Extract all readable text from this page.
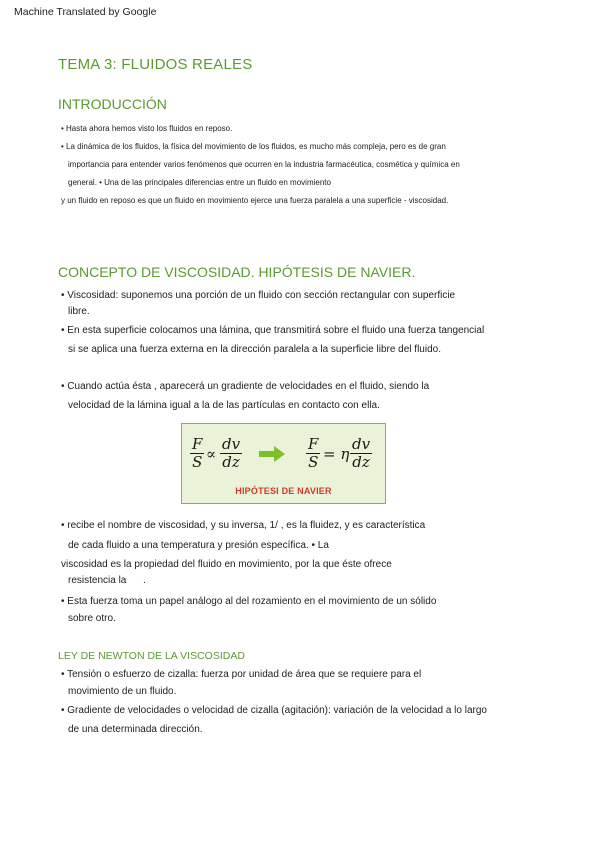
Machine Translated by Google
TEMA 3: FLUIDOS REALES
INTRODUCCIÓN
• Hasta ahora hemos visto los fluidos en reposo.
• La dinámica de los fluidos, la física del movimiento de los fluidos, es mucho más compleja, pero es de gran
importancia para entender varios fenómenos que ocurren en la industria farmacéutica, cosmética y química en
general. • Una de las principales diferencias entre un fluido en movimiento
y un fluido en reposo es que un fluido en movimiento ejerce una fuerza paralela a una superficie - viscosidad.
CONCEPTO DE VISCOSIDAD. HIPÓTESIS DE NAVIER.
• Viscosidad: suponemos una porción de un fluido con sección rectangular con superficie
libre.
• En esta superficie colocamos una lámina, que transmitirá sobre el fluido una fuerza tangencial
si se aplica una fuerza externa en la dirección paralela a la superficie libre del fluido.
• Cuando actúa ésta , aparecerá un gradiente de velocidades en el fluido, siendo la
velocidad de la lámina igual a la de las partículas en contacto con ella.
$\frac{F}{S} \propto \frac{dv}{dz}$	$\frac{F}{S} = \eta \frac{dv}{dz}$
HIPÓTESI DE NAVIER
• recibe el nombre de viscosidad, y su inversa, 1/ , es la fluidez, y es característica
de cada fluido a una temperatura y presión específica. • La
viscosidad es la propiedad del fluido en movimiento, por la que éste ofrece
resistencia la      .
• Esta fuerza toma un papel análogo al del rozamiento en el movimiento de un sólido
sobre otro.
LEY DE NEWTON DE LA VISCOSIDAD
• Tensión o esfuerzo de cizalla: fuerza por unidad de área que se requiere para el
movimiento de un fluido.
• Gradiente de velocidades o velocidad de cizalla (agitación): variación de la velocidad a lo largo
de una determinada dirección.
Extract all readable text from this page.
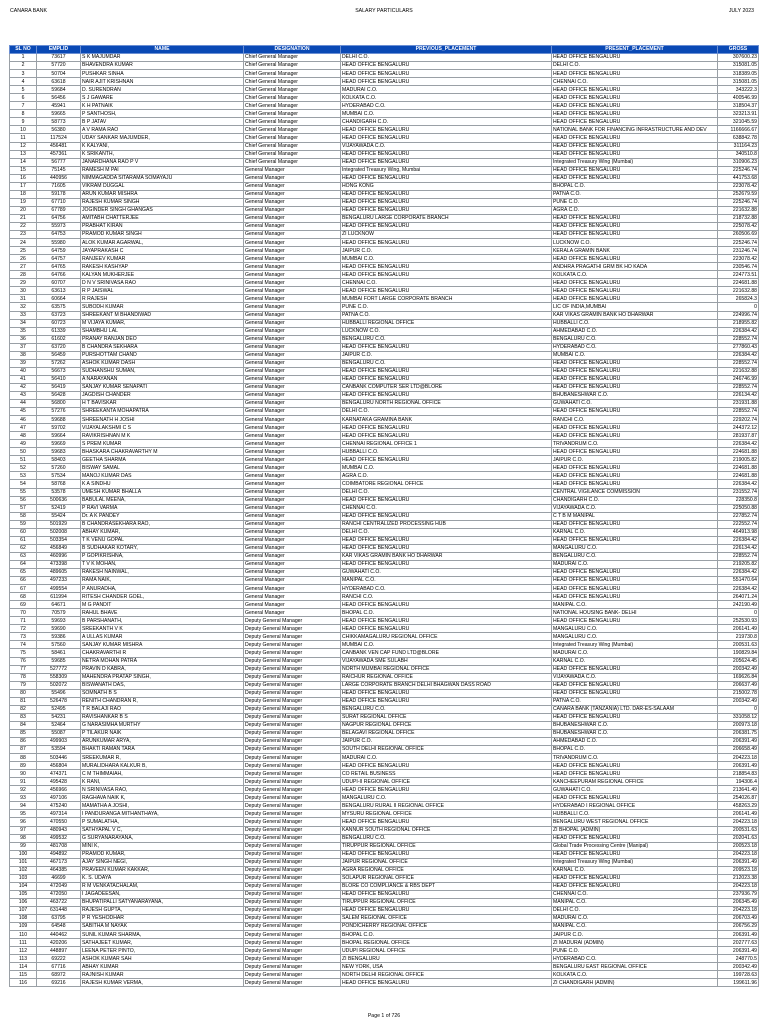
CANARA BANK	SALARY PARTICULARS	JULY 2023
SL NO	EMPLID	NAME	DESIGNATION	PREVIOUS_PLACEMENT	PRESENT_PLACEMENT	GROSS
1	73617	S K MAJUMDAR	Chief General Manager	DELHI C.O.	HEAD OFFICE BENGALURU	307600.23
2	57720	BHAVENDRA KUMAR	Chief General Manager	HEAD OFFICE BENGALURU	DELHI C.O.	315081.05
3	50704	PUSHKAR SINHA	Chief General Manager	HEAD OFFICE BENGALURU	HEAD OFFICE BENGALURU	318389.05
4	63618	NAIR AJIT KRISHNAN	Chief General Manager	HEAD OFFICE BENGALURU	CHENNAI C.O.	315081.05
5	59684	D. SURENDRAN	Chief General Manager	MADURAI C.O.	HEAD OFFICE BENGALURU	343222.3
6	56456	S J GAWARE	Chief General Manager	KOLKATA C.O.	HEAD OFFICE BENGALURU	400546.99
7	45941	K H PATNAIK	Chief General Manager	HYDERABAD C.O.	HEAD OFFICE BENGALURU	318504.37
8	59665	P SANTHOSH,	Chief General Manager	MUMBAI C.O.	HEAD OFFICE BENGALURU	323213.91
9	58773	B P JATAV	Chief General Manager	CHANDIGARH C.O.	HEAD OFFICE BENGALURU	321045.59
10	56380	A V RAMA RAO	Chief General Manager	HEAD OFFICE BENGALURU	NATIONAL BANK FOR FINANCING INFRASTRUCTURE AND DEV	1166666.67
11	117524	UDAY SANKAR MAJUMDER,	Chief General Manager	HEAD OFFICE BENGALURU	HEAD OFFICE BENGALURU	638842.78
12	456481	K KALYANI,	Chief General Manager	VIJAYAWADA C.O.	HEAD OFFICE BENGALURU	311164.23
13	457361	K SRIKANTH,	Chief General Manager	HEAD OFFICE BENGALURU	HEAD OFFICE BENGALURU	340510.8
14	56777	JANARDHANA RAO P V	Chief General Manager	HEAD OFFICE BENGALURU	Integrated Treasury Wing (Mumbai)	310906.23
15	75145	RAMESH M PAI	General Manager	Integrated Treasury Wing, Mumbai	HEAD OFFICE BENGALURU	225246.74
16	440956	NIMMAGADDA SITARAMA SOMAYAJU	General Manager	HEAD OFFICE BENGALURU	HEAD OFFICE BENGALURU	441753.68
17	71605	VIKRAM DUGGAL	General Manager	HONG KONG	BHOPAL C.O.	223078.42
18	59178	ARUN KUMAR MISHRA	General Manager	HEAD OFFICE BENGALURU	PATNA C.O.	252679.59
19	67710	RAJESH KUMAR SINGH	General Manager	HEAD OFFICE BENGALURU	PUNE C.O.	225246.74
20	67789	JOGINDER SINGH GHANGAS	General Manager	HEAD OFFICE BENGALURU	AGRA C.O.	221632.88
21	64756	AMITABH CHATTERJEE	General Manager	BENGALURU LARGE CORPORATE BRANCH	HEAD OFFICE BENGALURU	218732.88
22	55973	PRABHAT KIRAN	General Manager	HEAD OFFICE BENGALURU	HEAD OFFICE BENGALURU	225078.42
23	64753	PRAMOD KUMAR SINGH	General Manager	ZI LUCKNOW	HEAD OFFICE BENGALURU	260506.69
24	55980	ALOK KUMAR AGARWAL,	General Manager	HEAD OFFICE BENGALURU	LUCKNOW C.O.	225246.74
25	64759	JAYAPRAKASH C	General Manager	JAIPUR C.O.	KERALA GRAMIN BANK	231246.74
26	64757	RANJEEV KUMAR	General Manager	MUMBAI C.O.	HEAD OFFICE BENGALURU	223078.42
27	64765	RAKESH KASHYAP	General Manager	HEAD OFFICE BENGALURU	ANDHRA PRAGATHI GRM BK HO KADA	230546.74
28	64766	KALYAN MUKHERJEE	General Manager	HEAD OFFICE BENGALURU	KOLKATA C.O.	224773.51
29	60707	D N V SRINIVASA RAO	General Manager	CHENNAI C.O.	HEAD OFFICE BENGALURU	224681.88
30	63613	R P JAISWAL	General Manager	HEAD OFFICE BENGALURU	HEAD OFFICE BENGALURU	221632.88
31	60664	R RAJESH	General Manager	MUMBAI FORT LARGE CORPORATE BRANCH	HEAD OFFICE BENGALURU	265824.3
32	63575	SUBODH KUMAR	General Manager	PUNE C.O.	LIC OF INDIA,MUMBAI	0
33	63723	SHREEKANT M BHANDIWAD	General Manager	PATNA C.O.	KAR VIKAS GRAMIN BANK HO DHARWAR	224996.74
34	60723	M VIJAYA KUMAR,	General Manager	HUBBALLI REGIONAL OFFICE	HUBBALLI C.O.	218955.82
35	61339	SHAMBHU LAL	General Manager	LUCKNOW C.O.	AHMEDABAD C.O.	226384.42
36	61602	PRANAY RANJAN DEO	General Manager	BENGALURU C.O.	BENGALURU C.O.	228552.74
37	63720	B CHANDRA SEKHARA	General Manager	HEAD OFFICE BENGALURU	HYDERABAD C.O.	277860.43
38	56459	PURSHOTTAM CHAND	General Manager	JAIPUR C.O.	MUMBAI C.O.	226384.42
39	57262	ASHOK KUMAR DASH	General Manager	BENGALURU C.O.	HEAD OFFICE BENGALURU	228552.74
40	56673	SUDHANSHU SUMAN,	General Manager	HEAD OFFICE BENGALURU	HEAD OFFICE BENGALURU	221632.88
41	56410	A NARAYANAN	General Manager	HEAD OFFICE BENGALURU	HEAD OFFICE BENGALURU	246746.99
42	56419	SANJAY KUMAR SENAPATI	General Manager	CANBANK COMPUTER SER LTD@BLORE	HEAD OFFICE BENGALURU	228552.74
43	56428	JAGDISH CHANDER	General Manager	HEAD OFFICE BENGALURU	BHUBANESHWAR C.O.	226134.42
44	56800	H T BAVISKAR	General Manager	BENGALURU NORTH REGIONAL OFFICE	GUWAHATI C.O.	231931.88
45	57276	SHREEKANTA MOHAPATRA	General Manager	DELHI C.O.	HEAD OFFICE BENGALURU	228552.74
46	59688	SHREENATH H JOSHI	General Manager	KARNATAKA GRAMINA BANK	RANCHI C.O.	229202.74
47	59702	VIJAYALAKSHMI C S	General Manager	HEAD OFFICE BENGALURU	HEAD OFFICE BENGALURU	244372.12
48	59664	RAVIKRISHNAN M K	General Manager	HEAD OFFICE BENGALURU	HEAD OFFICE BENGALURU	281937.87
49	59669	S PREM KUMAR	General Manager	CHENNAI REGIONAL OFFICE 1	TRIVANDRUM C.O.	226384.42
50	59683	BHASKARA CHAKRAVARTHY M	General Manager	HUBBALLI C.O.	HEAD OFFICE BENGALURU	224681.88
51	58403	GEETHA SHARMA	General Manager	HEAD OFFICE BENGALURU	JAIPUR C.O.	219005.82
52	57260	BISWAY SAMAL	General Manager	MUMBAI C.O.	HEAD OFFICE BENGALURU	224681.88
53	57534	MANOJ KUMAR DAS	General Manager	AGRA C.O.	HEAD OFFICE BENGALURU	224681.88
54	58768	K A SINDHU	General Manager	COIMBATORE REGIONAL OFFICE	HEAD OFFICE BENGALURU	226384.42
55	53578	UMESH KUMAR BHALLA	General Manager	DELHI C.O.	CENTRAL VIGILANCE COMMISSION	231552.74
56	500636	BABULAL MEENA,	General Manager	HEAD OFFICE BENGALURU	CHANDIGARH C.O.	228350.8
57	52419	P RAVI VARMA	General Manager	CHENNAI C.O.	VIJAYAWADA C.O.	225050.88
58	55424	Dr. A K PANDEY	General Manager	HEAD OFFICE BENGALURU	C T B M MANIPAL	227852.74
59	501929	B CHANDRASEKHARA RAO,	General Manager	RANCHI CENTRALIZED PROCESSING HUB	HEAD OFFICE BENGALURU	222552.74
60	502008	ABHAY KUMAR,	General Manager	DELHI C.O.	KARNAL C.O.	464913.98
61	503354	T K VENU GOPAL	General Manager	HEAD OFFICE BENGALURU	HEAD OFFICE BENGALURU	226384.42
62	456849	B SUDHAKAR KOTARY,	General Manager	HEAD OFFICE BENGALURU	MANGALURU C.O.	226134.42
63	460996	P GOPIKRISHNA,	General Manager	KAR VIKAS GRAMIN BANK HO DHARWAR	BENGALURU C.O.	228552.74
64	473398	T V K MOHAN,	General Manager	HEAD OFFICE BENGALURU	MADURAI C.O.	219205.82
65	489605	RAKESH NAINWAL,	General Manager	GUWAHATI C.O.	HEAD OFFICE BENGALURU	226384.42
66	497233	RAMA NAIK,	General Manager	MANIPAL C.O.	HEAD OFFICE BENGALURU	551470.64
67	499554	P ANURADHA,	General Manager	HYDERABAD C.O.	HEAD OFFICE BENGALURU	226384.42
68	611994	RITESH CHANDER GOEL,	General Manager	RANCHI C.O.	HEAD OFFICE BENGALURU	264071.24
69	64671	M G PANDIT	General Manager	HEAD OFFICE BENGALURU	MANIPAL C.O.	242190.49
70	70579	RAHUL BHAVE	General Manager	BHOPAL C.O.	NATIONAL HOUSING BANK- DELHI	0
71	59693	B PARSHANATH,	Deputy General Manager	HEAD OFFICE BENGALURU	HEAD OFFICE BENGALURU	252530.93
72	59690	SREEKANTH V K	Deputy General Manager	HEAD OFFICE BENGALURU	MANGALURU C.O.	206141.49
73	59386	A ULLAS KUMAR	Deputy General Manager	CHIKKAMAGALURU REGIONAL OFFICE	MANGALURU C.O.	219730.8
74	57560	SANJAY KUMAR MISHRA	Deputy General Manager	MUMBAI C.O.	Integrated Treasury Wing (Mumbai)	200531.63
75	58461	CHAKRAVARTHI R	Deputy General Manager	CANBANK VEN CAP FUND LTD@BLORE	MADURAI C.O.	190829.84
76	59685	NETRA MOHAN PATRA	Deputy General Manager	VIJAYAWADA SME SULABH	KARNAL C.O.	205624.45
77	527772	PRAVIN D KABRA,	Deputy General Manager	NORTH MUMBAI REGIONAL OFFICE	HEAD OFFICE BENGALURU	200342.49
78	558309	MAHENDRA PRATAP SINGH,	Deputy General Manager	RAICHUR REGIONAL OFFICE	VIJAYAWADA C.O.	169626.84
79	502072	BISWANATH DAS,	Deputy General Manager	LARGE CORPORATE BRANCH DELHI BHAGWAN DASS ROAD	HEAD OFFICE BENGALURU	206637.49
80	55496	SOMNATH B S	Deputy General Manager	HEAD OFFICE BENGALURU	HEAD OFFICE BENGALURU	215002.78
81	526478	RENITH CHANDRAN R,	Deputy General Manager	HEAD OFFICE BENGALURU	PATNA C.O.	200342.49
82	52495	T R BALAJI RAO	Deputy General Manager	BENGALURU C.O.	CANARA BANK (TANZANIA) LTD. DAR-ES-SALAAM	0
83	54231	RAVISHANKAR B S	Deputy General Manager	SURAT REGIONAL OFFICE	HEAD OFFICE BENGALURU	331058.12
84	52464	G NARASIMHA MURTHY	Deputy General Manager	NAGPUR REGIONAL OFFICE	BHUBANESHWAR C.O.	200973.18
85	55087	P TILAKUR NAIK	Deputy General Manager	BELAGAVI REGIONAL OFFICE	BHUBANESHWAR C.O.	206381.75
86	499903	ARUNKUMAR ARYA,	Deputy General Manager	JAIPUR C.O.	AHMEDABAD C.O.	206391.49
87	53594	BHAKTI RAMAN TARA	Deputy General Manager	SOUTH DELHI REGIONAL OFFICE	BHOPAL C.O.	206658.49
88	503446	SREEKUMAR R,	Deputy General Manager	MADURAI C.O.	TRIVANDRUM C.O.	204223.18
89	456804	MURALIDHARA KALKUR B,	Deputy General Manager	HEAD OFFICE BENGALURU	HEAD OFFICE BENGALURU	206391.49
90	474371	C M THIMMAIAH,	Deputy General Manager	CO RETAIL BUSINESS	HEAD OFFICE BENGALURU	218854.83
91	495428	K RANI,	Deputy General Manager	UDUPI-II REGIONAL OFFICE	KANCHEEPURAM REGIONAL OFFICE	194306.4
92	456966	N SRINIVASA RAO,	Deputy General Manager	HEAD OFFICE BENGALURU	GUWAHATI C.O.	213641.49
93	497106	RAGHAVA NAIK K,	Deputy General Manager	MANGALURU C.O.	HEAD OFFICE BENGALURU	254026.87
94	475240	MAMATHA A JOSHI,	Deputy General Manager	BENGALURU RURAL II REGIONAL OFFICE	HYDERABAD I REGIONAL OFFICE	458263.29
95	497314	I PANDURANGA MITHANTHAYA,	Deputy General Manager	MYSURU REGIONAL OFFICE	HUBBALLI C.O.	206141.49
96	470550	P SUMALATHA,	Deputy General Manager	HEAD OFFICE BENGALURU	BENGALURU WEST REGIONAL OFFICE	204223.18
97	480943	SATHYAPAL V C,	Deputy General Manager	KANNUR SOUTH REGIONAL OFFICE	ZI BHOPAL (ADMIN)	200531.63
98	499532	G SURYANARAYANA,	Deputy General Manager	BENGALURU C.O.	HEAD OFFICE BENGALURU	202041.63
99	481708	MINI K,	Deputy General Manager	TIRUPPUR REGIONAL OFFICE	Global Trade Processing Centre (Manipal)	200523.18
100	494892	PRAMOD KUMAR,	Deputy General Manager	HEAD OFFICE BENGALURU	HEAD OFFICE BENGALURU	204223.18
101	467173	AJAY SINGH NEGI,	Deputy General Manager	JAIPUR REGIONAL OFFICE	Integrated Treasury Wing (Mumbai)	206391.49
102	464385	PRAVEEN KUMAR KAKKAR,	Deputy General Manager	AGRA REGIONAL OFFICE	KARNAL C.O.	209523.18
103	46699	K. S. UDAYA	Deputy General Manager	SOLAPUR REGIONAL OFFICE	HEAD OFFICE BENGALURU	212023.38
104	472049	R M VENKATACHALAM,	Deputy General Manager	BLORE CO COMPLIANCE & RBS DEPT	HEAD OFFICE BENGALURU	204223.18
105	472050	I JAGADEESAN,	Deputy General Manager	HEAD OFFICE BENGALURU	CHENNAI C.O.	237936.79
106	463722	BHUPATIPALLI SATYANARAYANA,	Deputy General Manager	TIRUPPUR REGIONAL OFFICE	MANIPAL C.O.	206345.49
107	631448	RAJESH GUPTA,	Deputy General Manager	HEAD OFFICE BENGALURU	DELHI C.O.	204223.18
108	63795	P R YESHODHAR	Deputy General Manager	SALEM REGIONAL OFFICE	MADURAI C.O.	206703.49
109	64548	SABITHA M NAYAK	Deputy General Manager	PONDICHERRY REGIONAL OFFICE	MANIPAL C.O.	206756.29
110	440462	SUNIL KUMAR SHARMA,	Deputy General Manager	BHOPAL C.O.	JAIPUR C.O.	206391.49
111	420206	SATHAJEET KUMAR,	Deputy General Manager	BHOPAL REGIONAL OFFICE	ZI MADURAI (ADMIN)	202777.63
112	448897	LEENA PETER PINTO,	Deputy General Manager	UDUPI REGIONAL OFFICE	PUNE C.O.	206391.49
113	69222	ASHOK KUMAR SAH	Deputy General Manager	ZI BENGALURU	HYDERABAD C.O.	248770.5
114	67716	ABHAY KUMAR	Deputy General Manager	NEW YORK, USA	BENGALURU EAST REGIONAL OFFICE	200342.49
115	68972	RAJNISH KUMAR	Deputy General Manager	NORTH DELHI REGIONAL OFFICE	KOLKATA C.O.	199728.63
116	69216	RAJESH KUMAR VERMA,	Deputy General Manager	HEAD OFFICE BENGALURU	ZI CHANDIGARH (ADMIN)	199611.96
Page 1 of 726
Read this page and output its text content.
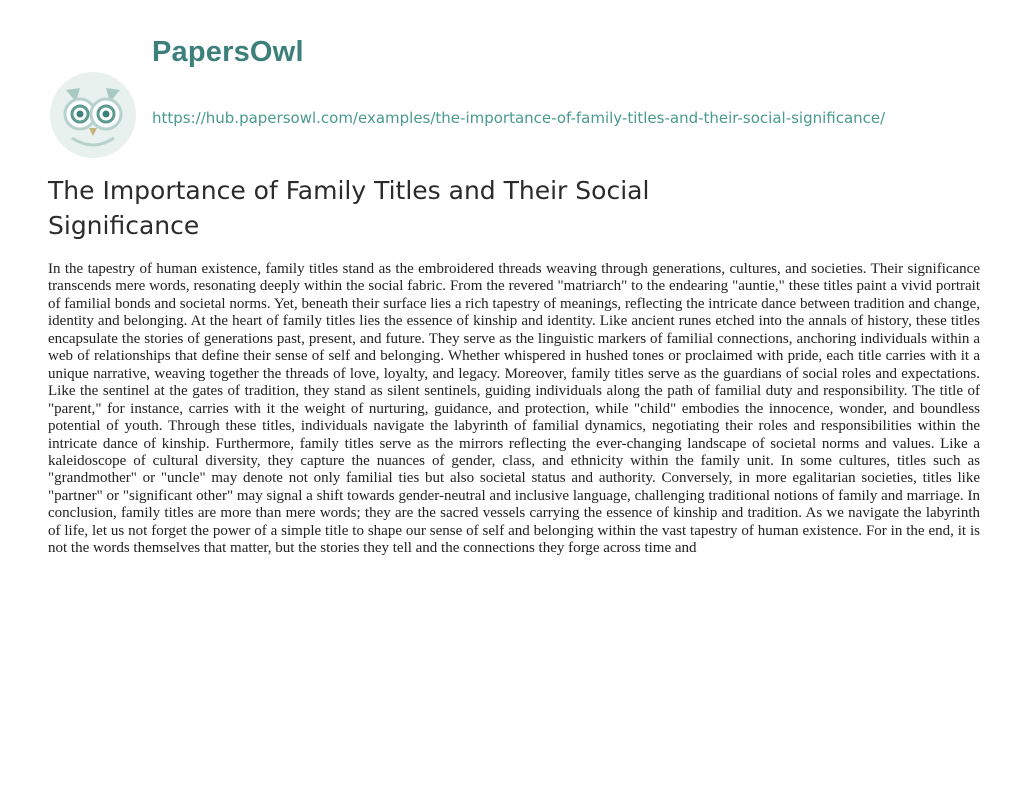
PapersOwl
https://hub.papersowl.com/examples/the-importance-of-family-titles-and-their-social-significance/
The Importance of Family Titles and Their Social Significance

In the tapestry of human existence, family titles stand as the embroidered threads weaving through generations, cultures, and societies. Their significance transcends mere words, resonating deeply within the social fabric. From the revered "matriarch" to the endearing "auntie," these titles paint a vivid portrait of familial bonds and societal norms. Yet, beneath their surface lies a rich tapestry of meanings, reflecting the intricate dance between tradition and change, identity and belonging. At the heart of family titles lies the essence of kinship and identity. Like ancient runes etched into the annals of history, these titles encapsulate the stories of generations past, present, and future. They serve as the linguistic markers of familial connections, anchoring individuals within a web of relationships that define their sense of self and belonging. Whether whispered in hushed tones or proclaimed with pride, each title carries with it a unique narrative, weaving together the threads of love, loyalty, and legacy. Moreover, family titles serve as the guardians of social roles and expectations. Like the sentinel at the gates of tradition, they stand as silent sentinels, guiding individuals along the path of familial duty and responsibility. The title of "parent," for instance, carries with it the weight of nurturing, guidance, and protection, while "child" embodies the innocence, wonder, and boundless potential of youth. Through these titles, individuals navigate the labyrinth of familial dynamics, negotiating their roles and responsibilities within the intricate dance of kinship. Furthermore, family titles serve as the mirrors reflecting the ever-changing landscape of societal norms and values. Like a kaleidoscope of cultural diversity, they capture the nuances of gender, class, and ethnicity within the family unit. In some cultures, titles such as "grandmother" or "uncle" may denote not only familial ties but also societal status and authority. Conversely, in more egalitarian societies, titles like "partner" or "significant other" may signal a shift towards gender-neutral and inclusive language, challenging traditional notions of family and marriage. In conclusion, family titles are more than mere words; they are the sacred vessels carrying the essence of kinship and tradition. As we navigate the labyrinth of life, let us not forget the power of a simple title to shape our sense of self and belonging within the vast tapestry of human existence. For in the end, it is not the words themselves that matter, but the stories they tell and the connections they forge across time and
* * *
▶ _WHAT YOU SHOULD DO_:
Looking at the entries above, state how many lines contain "HYDERABAD"; give the number alone.

▶ _TASK ANSWER_:
5